§ **EXERCISE**:
Go through the material and tally the lines containing the string "this". Give the total alone.
[BEGIN RECORDS TO PROCESS]
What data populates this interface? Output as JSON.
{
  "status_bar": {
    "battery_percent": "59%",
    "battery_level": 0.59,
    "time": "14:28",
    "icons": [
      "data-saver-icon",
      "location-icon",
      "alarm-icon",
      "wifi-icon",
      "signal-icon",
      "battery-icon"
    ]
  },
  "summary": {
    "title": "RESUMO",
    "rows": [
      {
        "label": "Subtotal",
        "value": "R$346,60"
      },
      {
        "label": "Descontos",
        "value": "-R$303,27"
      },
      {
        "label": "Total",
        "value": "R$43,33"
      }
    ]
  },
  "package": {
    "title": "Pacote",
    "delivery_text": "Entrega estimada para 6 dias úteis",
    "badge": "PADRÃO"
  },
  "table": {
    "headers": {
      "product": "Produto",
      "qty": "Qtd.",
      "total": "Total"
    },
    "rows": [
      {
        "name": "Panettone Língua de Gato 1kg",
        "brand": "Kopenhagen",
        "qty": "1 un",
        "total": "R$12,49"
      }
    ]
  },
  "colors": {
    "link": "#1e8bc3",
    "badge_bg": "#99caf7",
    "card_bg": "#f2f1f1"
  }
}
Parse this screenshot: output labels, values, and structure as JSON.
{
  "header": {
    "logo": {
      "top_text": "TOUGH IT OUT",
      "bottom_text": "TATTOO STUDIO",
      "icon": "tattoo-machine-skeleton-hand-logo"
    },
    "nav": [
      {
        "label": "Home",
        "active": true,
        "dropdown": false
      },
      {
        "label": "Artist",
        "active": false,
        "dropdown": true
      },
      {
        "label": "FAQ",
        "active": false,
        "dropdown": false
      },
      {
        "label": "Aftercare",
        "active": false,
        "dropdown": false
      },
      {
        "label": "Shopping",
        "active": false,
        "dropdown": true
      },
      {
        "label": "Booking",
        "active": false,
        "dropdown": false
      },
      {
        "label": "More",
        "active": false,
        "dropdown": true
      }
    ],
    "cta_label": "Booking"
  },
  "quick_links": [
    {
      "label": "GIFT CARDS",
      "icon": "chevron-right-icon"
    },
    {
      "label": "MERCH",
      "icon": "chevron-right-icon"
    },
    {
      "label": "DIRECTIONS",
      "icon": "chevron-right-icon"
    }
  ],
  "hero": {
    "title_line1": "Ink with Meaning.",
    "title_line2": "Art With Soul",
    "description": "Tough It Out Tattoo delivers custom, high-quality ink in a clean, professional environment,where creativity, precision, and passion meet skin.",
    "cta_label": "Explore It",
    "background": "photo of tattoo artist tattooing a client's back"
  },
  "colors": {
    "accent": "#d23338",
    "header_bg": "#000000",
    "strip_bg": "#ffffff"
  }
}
[END RECORDS TO PROCESS]
§ **FULL SOLUTION**:
2